━━━ RECORD EXTRACTS

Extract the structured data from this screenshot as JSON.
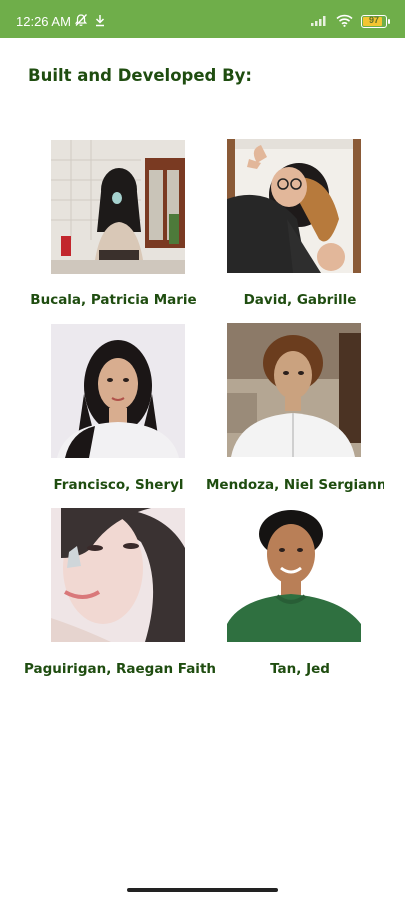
{
  "status_bar": {
    "time": "12:26 AM",
    "battery": "97",
    "icons": [
      "bell-off-icon",
      "download-icon",
      "signal-icon",
      "wifi-icon",
      "battery-icon"
    ]
  },
  "page": {
    "title": "Built and Developed By:"
  },
  "team": [
    {
      "name": "Bucala, Patricia Marie"
    },
    {
      "name": "David, Gabrille"
    },
    {
      "name": "Francisco, Sheryl"
    },
    {
      "name": "Mendoza, Niel Sergianne"
    },
    {
      "name": "Paguirigan, Raegan Faith"
    },
    {
      "name": "Tan, Jed"
    }
  ],
  "colors": {
    "status_bar": "#6fae4a",
    "accent_text": "#1f4d10",
    "background": "#ffffff"
  }
}
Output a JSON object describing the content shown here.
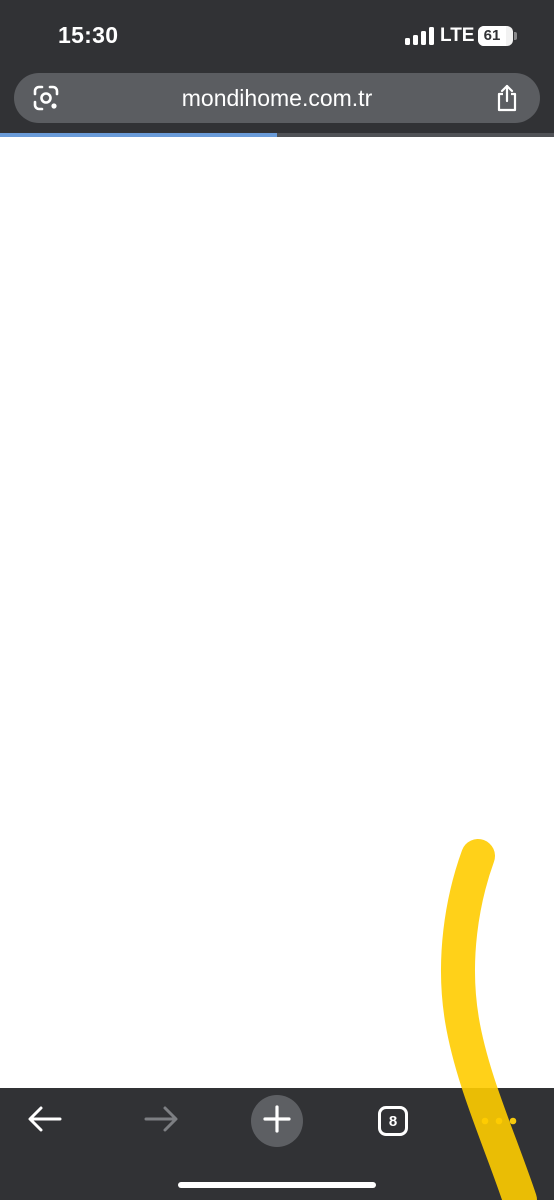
{
  "status_bar": {
    "time": "15:30",
    "network": "LTE",
    "battery_level": "61",
    "signal_bars": 4
  },
  "address_bar": {
    "url": "mondihome.com.tr",
    "left_icon": "google-lens-icon",
    "right_icon": "share-icon"
  },
  "page_load_progress": 0.5,
  "toolbar": {
    "back_icon": "back-arrow-icon",
    "forward_icon": "forward-arrow-icon",
    "new_tab_icon": "plus-icon",
    "tab_count": "8",
    "menu_icon": "more-dots-icon"
  },
  "colors": {
    "chrome_bg": "#313235",
    "address_bg": "#5b5d61",
    "progress": "#6a9bd8",
    "menu_dots": "#f6c90e",
    "highlight_stroke": "#ffcc00"
  }
}
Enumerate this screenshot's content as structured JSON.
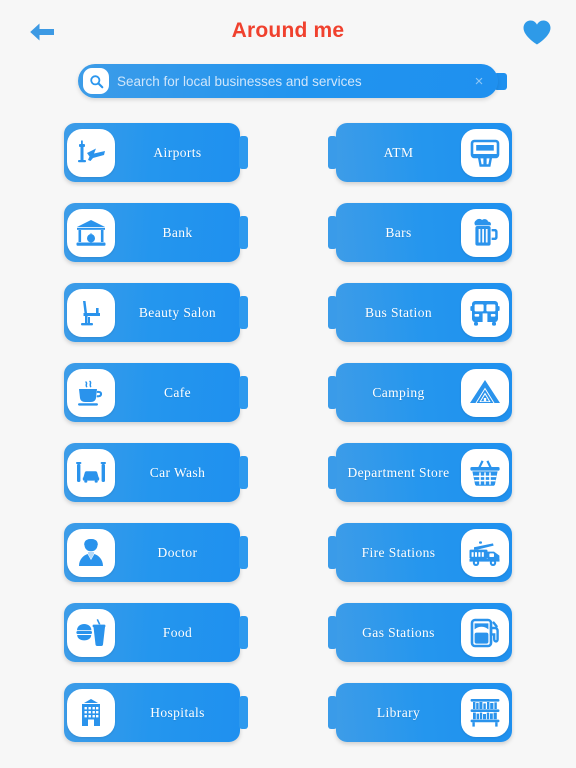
{
  "header": {
    "title": "Around me",
    "title_color": "#f0412e",
    "back_icon": "back-arrow-icon",
    "favorite_icon": "heart-icon",
    "accent_color": "#2094ef"
  },
  "search": {
    "placeholder": "Search for local businesses and services",
    "value": "",
    "icon": "search-icon",
    "clear_icon": "close-icon",
    "clear_label": "×"
  },
  "grid": {
    "left_column": [
      {
        "label": "Airports",
        "icon": "airport-icon"
      },
      {
        "label": "Bank",
        "icon": "bank-icon"
      },
      {
        "label": "Beauty Salon",
        "icon": "salon-chair-icon"
      },
      {
        "label": "Cafe",
        "icon": "coffee-cup-icon"
      },
      {
        "label": "Car Wash",
        "icon": "car-wash-icon"
      },
      {
        "label": "Doctor",
        "icon": "doctor-icon"
      },
      {
        "label": "Food",
        "icon": "fast-food-icon"
      },
      {
        "label": "Hospitals",
        "icon": "hospital-building-icon"
      }
    ],
    "right_column": [
      {
        "label": "ATM",
        "icon": "atm-machine-icon"
      },
      {
        "label": "Bars",
        "icon": "beer-mug-icon"
      },
      {
        "label": "Bus Station",
        "icon": "bus-icon"
      },
      {
        "label": "Camping",
        "icon": "tent-icon"
      },
      {
        "label": "Department Store",
        "icon": "shopping-basket-icon"
      },
      {
        "label": "Fire Stations",
        "icon": "fire-truck-icon"
      },
      {
        "label": "Gas Stations",
        "icon": "fuel-pump-icon"
      },
      {
        "label": "Library",
        "icon": "bookshelf-icon"
      }
    ]
  }
}
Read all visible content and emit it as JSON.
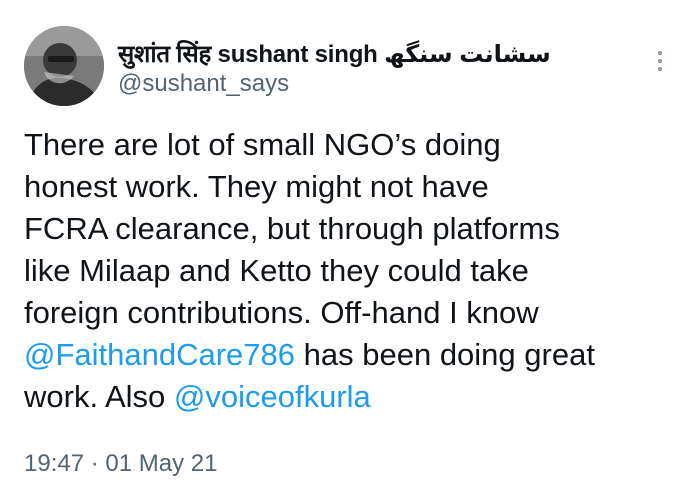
{
  "tweet": {
    "author": {
      "display_name": "सुशांत सिंह sushant singh سشانت سنگھ",
      "handle": "@sushant_says",
      "avatar_icon": "profile-photo"
    },
    "more_icon": "more-vertical-icon",
    "text_segments": [
      {
        "type": "text",
        "value": "There are lot of small NGO’s doing\nhonest work. They might not have\nFCRA clearance, but through platforms\nlike Milaap and Ketto they could take\nforeign contributions. Off-hand I know\n"
      },
      {
        "type": "mention",
        "value": "@FaithandCare786"
      },
      {
        "type": "text",
        "value": " has been doing great\nwork. Also "
      },
      {
        "type": "mention",
        "value": "@voiceofkurla"
      }
    ],
    "timestamp": "19:47 · 01 May 21"
  },
  "colors": {
    "text": "#0f1419",
    "secondary": "#536471",
    "link": "#1d9bf0",
    "background": "#ffffff"
  }
}
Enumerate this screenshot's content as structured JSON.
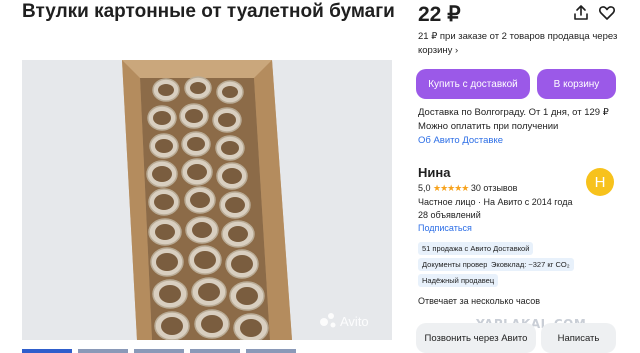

━━━━━━

Write every record out again exactly; no pictures belong in the copy.

Extract the structured data from this screenshot as JSON.
{
  "status_bar": {
    "time": "12:26 AM",
    "battery": "97",
    "icons": [
      "bell-off-icon",
      "download-icon",
      "signal-icon",
      "wifi-icon",
      "battery-icon"
    ]
  },
  "page": {
    "title": "Built and Developed By:"
  },
  "team": [
    {
      "name": "Bucala, Patricia Marie"
    },
    {
      "name": "David, Gabrille"
    },
    {
      "name": "Francisco, Sheryl"
    },
    {
      "name": "Mendoza, Niel Sergianne"
    },
    {
      "name": "Paguirigan, Raegan Faith"
    },
    {
      "name": "Tan, Jed"
    }
  ],
  "colors": {
    "status_bar": "#6fae4a",
    "accent_text": "#1f4d10",
    "background": "#ffffff"
  }
}
Output a JSON object describing the content shown here.
{
  "status_bar": {
    "time": "15:30",
    "network": "LTE",
    "battery_level": "61",
    "signal_bars": 4
  },
  "address_bar": {
    "url": "mondihome.com.tr",
    "left_icon": "google-lens-icon",
    "right_icon": "share-icon"
  },
  "page_load_progress": 0.5,
  "toolbar": {
    "back_icon": "back-arrow-icon",
    "forward_icon": "forward-arrow-icon",
    "new_tab_icon": "plus-icon",
    "tab_count": "8",
    "menu_icon": "more-dots-icon"
  },
  "colors": {
    "chrome_bg": "#313235",
    "address_bg": "#5b5d61",
    "progress": "#6a9bd8",
    "menu_dots": "#f6c90e",
    "highlight_stroke": "#ffcc00"
  }
}
Enumerate this screenshot's content as structured JSON.
{
  "header": {
    "title": "Around me",
    "title_color": "#f0412e",
    "back_icon": "back-arrow-icon",
    "favorite_icon": "heart-icon",
    "accent_color": "#2094ef"
  },
  "search": {
    "placeholder": "Search for local businesses and services",
    "value": "",
    "icon": "search-icon",
    "clear_icon": "close-icon",
    "clear_label": "×"
  },
  "grid": {
    "left_column": [
      {
        "label": "Airports",
        "icon": "airport-icon"
      },
      {
        "label": "Bank",
        "icon": "bank-icon"
      },
      {
        "label": "Beauty Salon",
        "icon": "salon-chair-icon"
      },
      {
        "label": "Cafe",
        "icon": "coffee-cup-icon"
      },
      {
        "label": "Car Wash",
        "icon": "car-wash-icon"
      },
      {
        "label": "Doctor",
        "icon": "doctor-icon"
      },
      {
        "label": "Food",
        "icon": "fast-food-icon"
      },
      {
        "label": "Hospitals",
        "icon": "hospital-building-icon"
      }
    ],
    "right_column": [
      {
        "label": "ATM",
        "icon": "atm-machine-icon"
      },
      {
        "label": "Bars",
        "icon": "beer-mug-icon"
      },
      {
        "label": "Bus Station",
        "icon": "bus-icon"
      },
      {
        "label": "Camping",
        "icon": "tent-icon"
      },
      {
        "label": "Department Store",
        "icon": "shopping-basket-icon"
      },
      {
        "label": "Fire Stations",
        "icon": "fire-truck-icon"
      },
      {
        "label": "Gas Stations",
        "icon": "fuel-pump-icon"
      },
      {
        "label": "Library",
        "icon": "bookshelf-icon"
      }
    ]
  }
}
Read all visible content and emit it as JSON.
{
  "tweet": {
    "author": {
      "display_name": "सुशांत सिंह sushant singh سشانت سنگھ",
      "handle": "@sushant_says",
      "avatar_icon": "profile-photo"
    },
    "more_icon": "more-vertical-icon",
    "text_segments": [
      {
        "type": "text",
        "value": "There are lot of small NGO’s doing\nhonest work. They might not have\nFCRA clearance, but through platforms\nlike Milaap and Ketto they could take\nforeign contributions. Off-hand I know\n"
      },
      {
        "type": "mention",
        "value": "@FaithandCare786"
      },
      {
        "type": "text",
        "value": " has been doing great\nwork. Also "
      },
      {
        "type": "mention",
        "value": "@voiceofkurla"
      }
    ],
    "timestamp": "19:47 · 01 May 21"
  },
  "colors": {
    "text": "#0f1419",
    "secondary": "#536471",
    "link": "#1d9bf0",
    "background": "#ffffff"
  }
}
Enumerate this screenshot's content as structured JSON.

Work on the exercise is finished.